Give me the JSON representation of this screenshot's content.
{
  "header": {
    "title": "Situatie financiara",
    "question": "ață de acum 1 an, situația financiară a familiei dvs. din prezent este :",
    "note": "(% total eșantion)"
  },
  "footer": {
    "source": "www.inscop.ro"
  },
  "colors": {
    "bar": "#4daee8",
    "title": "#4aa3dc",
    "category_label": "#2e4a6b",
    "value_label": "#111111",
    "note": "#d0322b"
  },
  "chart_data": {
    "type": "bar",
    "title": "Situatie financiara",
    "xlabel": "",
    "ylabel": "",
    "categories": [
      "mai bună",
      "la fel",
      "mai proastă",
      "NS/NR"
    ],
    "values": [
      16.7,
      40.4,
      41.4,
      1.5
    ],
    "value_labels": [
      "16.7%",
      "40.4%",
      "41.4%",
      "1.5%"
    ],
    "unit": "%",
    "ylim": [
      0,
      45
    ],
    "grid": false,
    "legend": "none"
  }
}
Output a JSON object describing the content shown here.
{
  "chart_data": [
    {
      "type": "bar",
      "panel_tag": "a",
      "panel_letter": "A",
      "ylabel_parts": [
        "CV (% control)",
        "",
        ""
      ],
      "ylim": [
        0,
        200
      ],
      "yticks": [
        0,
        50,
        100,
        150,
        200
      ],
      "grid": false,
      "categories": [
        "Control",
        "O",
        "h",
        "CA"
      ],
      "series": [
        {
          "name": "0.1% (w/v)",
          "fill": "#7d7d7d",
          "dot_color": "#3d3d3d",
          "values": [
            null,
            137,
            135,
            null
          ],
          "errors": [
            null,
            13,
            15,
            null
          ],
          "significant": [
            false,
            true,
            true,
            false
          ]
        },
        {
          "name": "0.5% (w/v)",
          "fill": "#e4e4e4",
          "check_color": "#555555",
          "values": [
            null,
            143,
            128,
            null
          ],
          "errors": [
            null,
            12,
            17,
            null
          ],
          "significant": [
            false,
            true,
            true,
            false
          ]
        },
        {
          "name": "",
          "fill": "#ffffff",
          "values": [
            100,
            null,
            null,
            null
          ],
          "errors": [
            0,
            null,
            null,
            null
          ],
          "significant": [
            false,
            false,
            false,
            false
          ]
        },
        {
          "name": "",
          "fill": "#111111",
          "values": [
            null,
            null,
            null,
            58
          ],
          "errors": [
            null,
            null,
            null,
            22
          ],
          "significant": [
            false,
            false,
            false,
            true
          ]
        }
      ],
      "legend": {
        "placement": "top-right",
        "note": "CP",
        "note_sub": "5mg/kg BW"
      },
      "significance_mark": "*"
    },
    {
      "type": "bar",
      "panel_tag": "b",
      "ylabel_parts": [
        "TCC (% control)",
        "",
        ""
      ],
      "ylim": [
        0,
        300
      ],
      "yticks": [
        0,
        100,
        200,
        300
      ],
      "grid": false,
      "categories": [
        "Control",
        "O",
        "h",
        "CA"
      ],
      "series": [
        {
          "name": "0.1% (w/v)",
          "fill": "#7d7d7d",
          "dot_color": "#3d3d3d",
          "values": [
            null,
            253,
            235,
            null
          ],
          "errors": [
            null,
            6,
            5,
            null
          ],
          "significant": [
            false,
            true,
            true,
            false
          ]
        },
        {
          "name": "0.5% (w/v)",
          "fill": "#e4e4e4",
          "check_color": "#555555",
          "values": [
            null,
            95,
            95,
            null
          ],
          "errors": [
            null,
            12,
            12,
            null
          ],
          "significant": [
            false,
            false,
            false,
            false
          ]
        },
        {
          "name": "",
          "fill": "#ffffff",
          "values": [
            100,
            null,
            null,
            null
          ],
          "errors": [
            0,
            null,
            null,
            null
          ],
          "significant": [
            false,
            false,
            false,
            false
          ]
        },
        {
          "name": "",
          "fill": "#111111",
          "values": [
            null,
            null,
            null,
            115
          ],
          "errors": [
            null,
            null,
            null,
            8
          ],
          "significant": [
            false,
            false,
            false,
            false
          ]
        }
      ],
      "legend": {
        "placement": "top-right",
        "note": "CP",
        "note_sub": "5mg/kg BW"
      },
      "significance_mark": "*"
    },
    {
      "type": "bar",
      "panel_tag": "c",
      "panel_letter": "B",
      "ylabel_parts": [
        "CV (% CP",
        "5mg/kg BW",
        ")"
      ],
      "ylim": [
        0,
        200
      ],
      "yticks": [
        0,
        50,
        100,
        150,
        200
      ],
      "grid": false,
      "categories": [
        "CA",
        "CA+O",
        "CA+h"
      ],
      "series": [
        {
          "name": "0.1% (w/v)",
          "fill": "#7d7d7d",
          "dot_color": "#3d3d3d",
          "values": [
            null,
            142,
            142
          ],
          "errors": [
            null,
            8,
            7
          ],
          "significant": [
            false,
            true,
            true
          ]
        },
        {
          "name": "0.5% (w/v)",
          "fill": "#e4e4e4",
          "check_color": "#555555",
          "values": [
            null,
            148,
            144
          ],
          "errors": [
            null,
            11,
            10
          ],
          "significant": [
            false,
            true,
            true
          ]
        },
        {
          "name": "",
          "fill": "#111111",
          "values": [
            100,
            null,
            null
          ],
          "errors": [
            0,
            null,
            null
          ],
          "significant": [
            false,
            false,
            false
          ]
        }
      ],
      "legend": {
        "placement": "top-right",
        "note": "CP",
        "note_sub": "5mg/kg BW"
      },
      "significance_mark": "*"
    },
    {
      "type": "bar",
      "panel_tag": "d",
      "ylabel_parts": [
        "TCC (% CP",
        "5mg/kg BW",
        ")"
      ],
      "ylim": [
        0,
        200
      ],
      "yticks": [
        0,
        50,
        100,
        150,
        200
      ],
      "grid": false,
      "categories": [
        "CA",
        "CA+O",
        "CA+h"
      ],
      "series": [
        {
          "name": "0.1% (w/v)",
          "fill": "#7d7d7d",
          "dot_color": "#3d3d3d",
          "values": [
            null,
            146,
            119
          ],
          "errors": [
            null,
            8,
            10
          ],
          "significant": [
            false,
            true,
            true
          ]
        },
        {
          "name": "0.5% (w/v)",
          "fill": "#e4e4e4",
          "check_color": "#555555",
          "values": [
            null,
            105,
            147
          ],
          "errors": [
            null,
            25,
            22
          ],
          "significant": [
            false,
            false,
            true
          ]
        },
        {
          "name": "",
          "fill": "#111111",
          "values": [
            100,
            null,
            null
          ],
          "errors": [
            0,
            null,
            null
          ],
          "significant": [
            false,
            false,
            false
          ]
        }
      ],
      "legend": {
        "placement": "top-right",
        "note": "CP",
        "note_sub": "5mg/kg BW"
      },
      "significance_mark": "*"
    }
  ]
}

* GIVEN TASK
Repeat the records above exactly, from the first line to the last.

* FULL SOLUTION
Give me the JSON representation of this screenshot's content.
{
  "header": {
    "title": "Situatie financiara",
    "question": "ață de acum 1 an, situația financiară a familiei dvs. din prezent este :",
    "note": "(% total eșantion)"
  },
  "footer": {
    "source": "www.inscop.ro"
  },
  "colors": {
    "bar": "#4daee8",
    "title": "#4aa3dc",
    "category_label": "#2e4a6b",
    "value_label": "#111111",
    "note": "#d0322b"
  },
  "chart_data": {
    "type": "bar",
    "title": "Situatie financiara",
    "xlabel": "",
    "ylabel": "",
    "categories": [
      "mai bună",
      "la fel",
      "mai proastă",
      "NS/NR"
    ],
    "values": [
      16.7,
      40.4,
      41.4,
      1.5
    ],
    "value_labels": [
      "16.7%",
      "40.4%",
      "41.4%",
      "1.5%"
    ],
    "unit": "%",
    "ylim": [
      0,
      45
    ],
    "grid": false,
    "legend": "none"
  }
}
Output a JSON object describing the content shown here.
{
  "chart_data": [
    {
      "type": "bar",
      "panel_tag": "a",
      "panel_letter": "A",
      "ylabel_parts": [
        "CV (% control)",
        "",
        ""
      ],
      "ylim": [
        0,
        200
      ],
      "yticks": [
        0,
        50,
        100,
        150,
        200
      ],
      "grid": false,
      "categories": [
        "Control",
        "O",
        "h",
        "CA"
      ],
      "series": [
        {
          "name": "0.1% (w/v)",
          "fill": "#7d7d7d",
          "dot_color": "#3d3d3d",
          "values": [
            null,
            137,
            135,
            null
          ],
          "errors": [
            null,
            13,
            15,
            null
          ],
          "significant": [
            false,
            true,
            true,
            false
          ]
        },
        {
          "name": "0.5% (w/v)",
          "fill": "#e4e4e4",
          "check_color": "#555555",
          "values": [
            null,
            143,
            128,
            null
          ],
          "errors": [
            null,
            12,
            17,
            null
          ],
          "significant": [
            false,
            true,
            true,
            false
          ]
        },
        {
          "name": "",
          "fill": "#ffffff",
          "values": [
            100,
            null,
            null,
            null
          ],
          "errors": [
            0,
            null,
            null,
            null
          ],
          "significant": [
            false,
            false,
            false,
            false
          ]
        },
        {
          "name": "",
          "fill": "#111111",
          "values": [
            null,
            null,
            null,
            58
          ],
          "errors": [
            null,
            null,
            null,
            22
          ],
          "significant": [
            false,
            false,
            false,
            true
          ]
        }
      ],
      "legend": {
        "placement": "top-right",
        "note": "CP",
        "note_sub": "5mg/kg BW"
      },
      "significance_mark": "*"
    },
    {
      "type": "bar",
      "panel_tag": "b",
      "ylabel_parts": [
        "TCC (% control)",
        "",
        ""
      ],
      "ylim": [
        0,
        300
      ],
      "yticks": [
        0,
        100,
        200,
        300
      ],
      "grid": false,
      "categories": [
        "Control",
        "O",
        "h",
        "CA"
      ],
      "series": [
        {
          "name": "0.1% (w/v)",
          "fill": "#7d7d7d",
          "dot_color": "#3d3d3d",
          "values": [
            null,
            253,
            235,
            null
          ],
          "errors": [
            null,
            6,
            5,
            null
          ],
          "significant": [
            false,
            true,
            true,
            false
          ]
        },
        {
          "name": "0.5% (w/v)",
          "fill": "#e4e4e4",
          "check_color": "#555555",
          "values": [
            null,
            95,
            95,
            null
          ],
          "errors": [
            null,
            12,
            12,
            null
          ],
          "significant": [
            false,
            false,
            false,
            false
          ]
        },
        {
          "name": "",
          "fill": "#ffffff",
          "values": [
            100,
            null,
            null,
            null
          ],
          "errors": [
            0,
            null,
            null,
            null
          ],
          "significant": [
            false,
            false,
            false,
            false
          ]
        },
        {
          "name": "",
          "fill": "#111111",
          "values": [
            null,
            null,
            null,
            115
          ],
          "errors": [
            null,
            null,
            null,
            8
          ],
          "significant": [
            false,
            false,
            false,
            false
          ]
        }
      ],
      "legend": {
        "placement": "top-right",
        "note": "CP",
        "note_sub": "5mg/kg BW"
      },
      "significance_mark": "*"
    },
    {
      "type": "bar",
      "panel_tag": "c",
      "panel_letter": "B",
      "ylabel_parts": [
        "CV (% CP",
        "5mg/kg BW",
        ")"
      ],
      "ylim": [
        0,
        200
      ],
      "yticks": [
        0,
        50,
        100,
        150,
        200
      ],
      "grid": false,
      "categories": [
        "CA",
        "CA+O",
        "CA+h"
      ],
      "series": [
        {
          "name": "0.1% (w/v)",
          "fill": "#7d7d7d",
          "dot_color": "#3d3d3d",
          "values": [
            null,
            142,
            142
          ],
          "errors": [
            null,
            8,
            7
          ],
          "significant": [
            false,
            true,
            true
          ]
        },
        {
          "name": "0.5% (w/v)",
          "fill": "#e4e4e4",
          "check_color": "#555555",
          "values": [
            null,
            148,
            144
          ],
          "errors": [
            null,
            11,
            10
          ],
          "significant": [
            false,
            true,
            true
          ]
        },
        {
          "name": "",
          "fill": "#111111",
          "values": [
            100,
            null,
            null
          ],
          "errors": [
            0,
            null,
            null
          ],
          "significant": [
            false,
            false,
            false
          ]
        }
      ],
      "legend": {
        "placement": "top-right",
        "note": "CP",
        "note_sub": "5mg/kg BW"
      },
      "significance_mark": "*"
    },
    {
      "type": "bar",
      "panel_tag": "d",
      "ylabel_parts": [
        "TCC (% CP",
        "5mg/kg BW",
        ")"
      ],
      "ylim": [
        0,
        200
      ],
      "yticks": [
        0,
        50,
        100,
        150,
        200
      ],
      "grid": false,
      "categories": [
        "CA",
        "CA+O",
        "CA+h"
      ],
      "series": [
        {
          "name": "0.1% (w/v)",
          "fill": "#7d7d7d",
          "dot_color": "#3d3d3d",
          "values": [
            null,
            146,
            119
          ],
          "errors": [
            null,
            8,
            10
          ],
          "significant": [
            false,
            true,
            true
          ]
        },
        {
          "name": "0.5% (w/v)",
          "fill": "#e4e4e4",
          "check_color": "#555555",
          "values": [
            null,
            105,
            147
          ],
          "errors": [
            null,
            25,
            22
          ],
          "significant": [
            false,
            false,
            true
          ]
        },
        {
          "name": "",
          "fill": "#111111",
          "values": [
            100,
            null,
            null
          ],
          "errors": [
            0,
            null,
            null
          ],
          "significant": [
            false,
            false,
            false
          ]
        }
      ],
      "legend": {
        "placement": "top-right",
        "note": "CP",
        "note_sub": "5mg/kg BW"
      },
      "significance_mark": "*"
    }
  ]
}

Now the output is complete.